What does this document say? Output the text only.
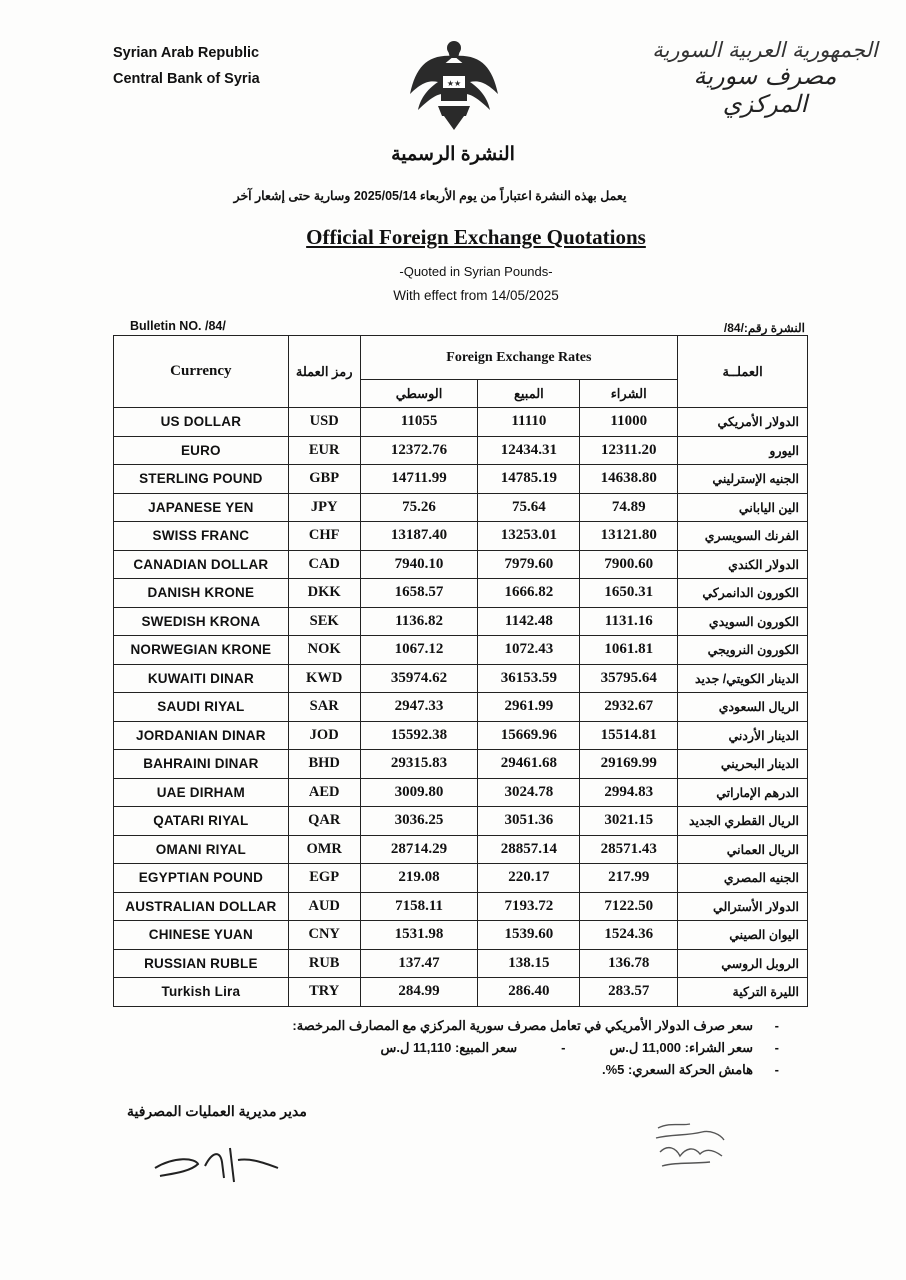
Syrian Arab Republic
Central Bank of Syria	★★
الجمهورية العربية السورية
مصرف سورية المركزي
النشرة الرسمية
يعمل بهذه النشرة اعتباراً من يوم الأربعاء 2025/05/14 وسارية حتى إشعار آخر
Official Foreign Exchange Quotations
-Quoted in Syrian Pounds-
With effect from 14/05/2025
Bulletin NO. /84/	النشرة رقم:/84/
Currency	رمز العملة	Foreign Exchange Rates			العملــة
		الوسطي	المبيع	الشراء	
US DOLLAR	USD	11055	11110	11000	الدولار الأمريكي
EURO	EUR	12372.76	12434.31	12311.20	اليورو
STERLING POUND	GBP	14711.99	14785.19	14638.80	الجنيه الإسترليني
JAPANESE YEN	JPY	75.26	75.64	74.89	الين الياباني
SWISS FRANC	CHF	13187.40	13253.01	13121.80	الفرنك السويسري
CANADIAN DOLLAR	CAD	7940.10	7979.60	7900.60	الدولار الكندي
DANISH KRONE	DKK	1658.57	1666.82	1650.31	الكورون الدانمركي
SWEDISH KRONA	SEK	1136.82	1142.48	1131.16	الكورون السويدي
NORWEGIAN KRONE	NOK	1067.12	1072.43	1061.81	الكورون النرويجي
KUWAITI DINAR	KWD	35974.62	36153.59	35795.64	الدينار الكويتي/ جديد
SAUDI RIYAL	SAR	2947.33	2961.99	2932.67	الريال السعودي
JORDANIAN DINAR	JOD	15592.38	15669.96	15514.81	الدينار الأردني
BAHRAINI DINAR	BHD	29315.83	29461.68	29169.99	الدينار البحريني
UAE DIRHAM	AED	3009.80	3024.78	2994.83	الدرهم الإماراتي
QATARI RIYAL	QAR	3036.25	3051.36	3021.15	الريال القطري الجديد
OMANI RIYAL	OMR	28714.29	28857.14	28571.43	الريال العماني
EGYPTIAN POUND	EGP	219.08	220.17	217.99	الجنيه المصري
AUSTRALIAN DOLLAR	AUD	7158.11	7193.72	7122.50	الدولار الأسترالي
CHINESE YUAN	CNY	1531.98	1539.60	1524.36	اليوان الصيني
RUSSIAN RUBLE	RUB	137.47	138.15	136.78	الروبل الروسي
Turkish Lira	TRY	284.99	286.40	283.57	الليرة التركية
-
سعر صرف الدولار الأمريكي في تعامل مصرف سورية المركزي مع المصارف المرخصة:
-
سعر الشراء: 11,000 ل.س
-
سعر المبيع: 11,110 ل.س
-
هامش الحركة السعري: 5%.
مدير مديرية العمليات المصرفية
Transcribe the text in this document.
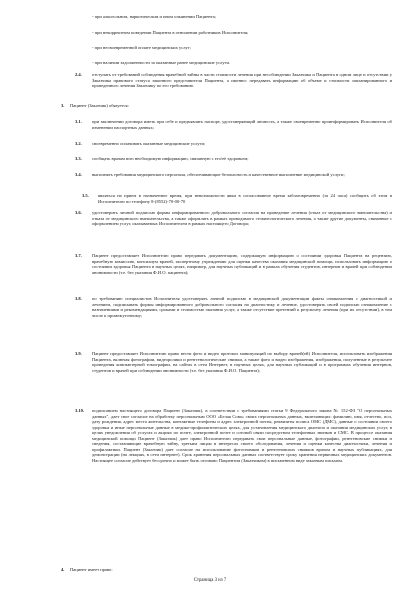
- при алкогольном, наркотическом и ином опьянении Пациента;

- при некорректном поведении Пациента в отношении работников Исполнителя;

- при несвоевременной оплате медицинских услуг;

- при наличии задолженности за оказанные ранее медицинские услуги.

2.4. отступать от требований соблюдения врачебной тайны в части стоимости лечения при несоблюдении Заказчика и Пациента в одном лице и отсутствии у Заказчика правового статуса законного представителя Пациента, а именно: передавать информацию об объеме и стоимости запланированного и проведенного лечения Заказчику по его требованию.

3. Пациент (Заказчик) обязуется:

3.1. при заключении договора иметь при себе и предъявлять паспорт, удостоверяющий личность, а также своевременно проинформировать Исполнителя об изменении паспортных данных;

3.2. своевременно оплачивать оказанные медицинские услуги;

3.3. сообщать врачам всю необходимую информацию, связанную с его/её здоровьем;

3.4. выполнять требования медицинского персонала, обеспечивающие безопасность и качественное выполнение медицинской услуги;

3.5. являться на прием в назначенное время, при невозможности явки в согласованное время заблаговременно (за 24 часа) сообщить об этом в Исполнителю по телефону 8-(8552)-70-00-70

3.6. удостоверить личной подписью формы информированного добровольного согласия на проведение лечения (отказ от медицинского вмешательства) и отказа от медицинского вмешательства, а также оформлять в рамках проводимого стоматологического лечения, а также другие документы, связанные с оформлением услуг, оказываемых Исполнителем в рамках настоящего Договора;

3.7. Пациент предоставляет Исполнителю право передавать документацию, содержащую информацию о состоянии здоровья Пациента на рецензию, врачебную комиссию, консилиум врачей, экспертному учреждению для оценки качества оказания медицинской помощи, использовать информацию о состоянии здоровья Пациента в научных целях, например, для научных публикаций и в рамках обучения студентов, интернов и врачей при соблюдении анонимности (т.е. без указания Ф.И.О. пациента);

3.8. по требованию специалистов Исполнителя удостоверять личной подписью в медицинской документации факты ознакомления с диагностикой и лечением, подписывать формы информированного добровольного согласия на диагностику и лечение, удостоверять своей подписью ознакомление с назначениями и рекомендациями, сроками и стоимостью оказания услуг, а также отсутствие претензий к результату лечения (при их отсутствии), в том числе к промежуточному;

3.9. Пациент предоставляет Исполнителю право вести фото и видео протокол манипуляций по выбору врачей(ей) Исполнителя, использовать изображения Пациента, включая фотографии, видеоролики и рентгенологические снимки, а также фото и видео изображения, изображения, полученные в результате проведения компьютерной томографии, на сайтах в сети Интернет, в научных целях, для научных публикаций и в программах обучения интернов, студентов и врачей при соблюдении анонимности (т.е. без указания Ф.И.О. Пациента);

3.10. подписанием настоящего договора Пациент (Заказчик), в соответствии с требованиями статьи 9 Федерального закона № 152-ФЗ "О персональных данных", дает свое согласие на обработку персональным ООО «Белая Сова» своих персональных данных, включающих: фамилию, имя, отчество, пол, дату рождения, адрес места жительства, контактные телефоны и адрес электронной почты, реквизиты полиса ОМС (ДМС), данные о состоянии своего здоровья и иные персональные данные в медико-профилактических целях, для установления медицинского диагноза и оказания медицинских услуг, в целях уведомления об услугах и акциях по почте, электронной почте и сотовой связи посредством телефонных звонков и СМС. В процессе оказания медицинской помощи Пациент (Заказчик) дает право Исполнителю передавать свои персональные данные, фотографии, рентгеновские снимки и сведения, составляющие врачебную тайну, третьим лицам в интересах своего обследования, лечения и оценки качества диагностики, лечения и профилактики. Пациент (Заказчик) дает согласие на использование фотоснимков и рентгеновских снимков врачом и научных публикациях, для демонстрации (на лекциях, в сети интернет). Срок хранения персональных данных соответствует сроку хранения первичных медицинских документов. Настоящее согласие действует бессрочно и может быть отозвано Пациентом (Заказчиком) в письменном виде заказным письмом.

4. Пациент имеет право:

Страница 3 из 7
------------------------------------------------
WORK REQUIRED = Pictures are to be left out; all else in the entries above is to be quoted exactly.

RESPONSE BELOW =
What does this document say? Output the text only.
Syrian Arab Republic
Central Bank of Syria	★★
الجمهورية العربية السورية
مصرف سورية المركزي
النشرة الرسمية
يعمل بهذه النشرة اعتباراً من يوم الأربعاء 2025/05/14 وسارية حتى إشعار آخر
Official Foreign Exchange Quotations
-Quoted in Syrian Pounds-
With effect from 14/05/2025
Bulletin NO. /84/	النشرة رقم:/84/
Currency	رمز العملة	Foreign Exchange Rates			العملــة
		الوسطي	المبيع	الشراء	
US DOLLAR	USD	11055	11110	11000	الدولار الأمريكي
EURO	EUR	12372.76	12434.31	12311.20	اليورو
STERLING POUND	GBP	14711.99	14785.19	14638.80	الجنيه الإسترليني
JAPANESE YEN	JPY	75.26	75.64	74.89	الين الياباني
SWISS FRANC	CHF	13187.40	13253.01	13121.80	الفرنك السويسري
CANADIAN DOLLAR	CAD	7940.10	7979.60	7900.60	الدولار الكندي
DANISH KRONE	DKK	1658.57	1666.82	1650.31	الكورون الدانمركي
SWEDISH KRONA	SEK	1136.82	1142.48	1131.16	الكورون السويدي
NORWEGIAN KRONE	NOK	1067.12	1072.43	1061.81	الكورون النرويجي
KUWAITI DINAR	KWD	35974.62	36153.59	35795.64	الدينار الكويتي/ جديد
SAUDI RIYAL	SAR	2947.33	2961.99	2932.67	الريال السعودي
JORDANIAN DINAR	JOD	15592.38	15669.96	15514.81	الدينار الأردني
BAHRAINI DINAR	BHD	29315.83	29461.68	29169.99	الدينار البحريني
UAE DIRHAM	AED	3009.80	3024.78	2994.83	الدرهم الإماراتي
QATARI RIYAL	QAR	3036.25	3051.36	3021.15	الريال القطري الجديد
OMANI RIYAL	OMR	28714.29	28857.14	28571.43	الريال العماني
EGYPTIAN POUND	EGP	219.08	220.17	217.99	الجنيه المصري
AUSTRALIAN DOLLAR	AUD	7158.11	7193.72	7122.50	الدولار الأسترالي
CHINESE YUAN	CNY	1531.98	1539.60	1524.36	اليوان الصيني
RUSSIAN RUBLE	RUB	137.47	138.15	136.78	الروبل الروسي
Turkish Lira	TRY	284.99	286.40	283.57	الليرة التركية
-
سعر صرف الدولار الأمريكي في تعامل مصرف سورية المركزي مع المصارف المرخصة:
-
سعر الشراء: 11,000 ل.س
-
سعر المبيع: 11,110 ل.س
-
هامش الحركة السعري: 5%.
مدير مديرية العمليات المصرفية
Transcribe the text in this document.
- при алкогольном, наркотическом и ином опьянении Пациента;

- при некорректном поведении Пациента в отношении работников Исполнителя;

- при несвоевременной оплате медицинских услуг;

- при наличии задолженности за оказанные ранее медицинские услуги.

2.4. отступать от требований соблюдения врачебной тайны в части стоимости лечения при несоблюдении Заказчика и Пациента в одном лице и отсутствии у Заказчика правового статуса законного представителя Пациента, а именно: передавать информацию об объеме и стоимости запланированного и проведенного лечения Заказчику по его требованию.

3. Пациент (Заказчик) обязуется:

3.1. при заключении договора иметь при себе и предъявлять паспорт, удостоверяющий личность, а также своевременно проинформировать Исполнителя об изменении паспортных данных;

3.2. своевременно оплачивать оказанные медицинские услуги;

3.3. сообщать врачам всю необходимую информацию, связанную с его/её здоровьем;

3.4. выполнять требования медицинского персонала, обеспечивающие безопасность и качественное выполнение медицинской услуги;

3.5. являться на прием в назначенное время, при невозможности явки в согласованное время заблаговременно (за 24 часа) сообщить об этом в Исполнителю по телефону 8-(8552)-70-00-70

3.6. удостоверить личной подписью формы информированного добровольного согласия на проведение лечения (отказ от медицинского вмешательства) и отказа от медицинского вмешательства, а также оформлять в рамках проводимого стоматологического лечения, а также другие документы, связанные с оформлением услуг, оказываемых Исполнителем в рамках настоящего Договора;

3.7. Пациент предоставляет Исполнителю право передавать документацию, содержащую информацию о состоянии здоровья Пациента на рецензию, врачебную комиссию, консилиум врачей, экспертному учреждению для оценки качества оказания медицинской помощи, использовать информацию о состоянии здоровья Пациента в научных целях, например, для научных публикаций и в рамках обучения студентов, интернов и врачей при соблюдении анонимности (т.е. без указания Ф.И.О. пациента);

3.8. по требованию специалистов Исполнителя удостоверять личной подписью в медицинской документации факты ознакомления с диагностикой и лечением, подписывать формы информированного добровольного согласия на диагностику и лечение, удостоверять своей подписью ознакомление с назначениями и рекомендациями, сроками и стоимостью оказания услуг, а также отсутствие претензий к результату лечения (при их отсутствии), в том числе к промежуточному;

3.9. Пациент предоставляет Исполнителю право вести фото и видео протокол манипуляций по выбору врачей(ей) Исполнителя, использовать изображения Пациента, включая фотографии, видеоролики и рентгенологические снимки, а также фото и видео изображения, изображения, полученные в результате проведения компьютерной томографии, на сайтах в сети Интернет, в научных целях, для научных публикаций и в программах обучения интернов, студентов и врачей при соблюдении анонимности (т.е. без указания Ф.И.О. Пациента);

3.10. подписанием настоящего договора Пациент (Заказчик), в соответствии с требованиями статьи 9 Федерального закона № 152-ФЗ "О персональных данных", дает свое согласие на обработку персональным ООО «Белая Сова» своих персональных данных, включающих: фамилию, имя, отчество, пол, дату рождения, адрес места жительства, контактные телефоны и адрес электронной почты, реквизиты полиса ОМС (ДМС), данные о состоянии своего здоровья и иные персональные данные в медико-профилактических целях, для установления медицинского диагноза и оказания медицинских услуг, в целях уведомления об услугах и акциях по почте, электронной почте и сотовой связи посредством телефонных звонков и СМС. В процессе оказания медицинской помощи Пациент (Заказчик) дает право Исполнителю передавать свои персональные данные, фотографии, рентгеновские снимки и сведения, составляющие врачебную тайну, третьим лицам в интересах своего обследования, лечения и оценки качества диагностики, лечения и профилактики. Пациент (Заказчик) дает согласие на использование фотоснимков и рентгеновских снимков врачом и научных публикациях, для демонстрации (на лекциях, в сети интернет). Срок хранения персональных данных соответствует сроку хранения первичных медицинских документов. Настоящее согласие действует бессрочно и может быть отозвано Пациентом (Заказчиком) в письменном виде заказным письмом.

4. Пациент имеет право:

Страница 3 из 7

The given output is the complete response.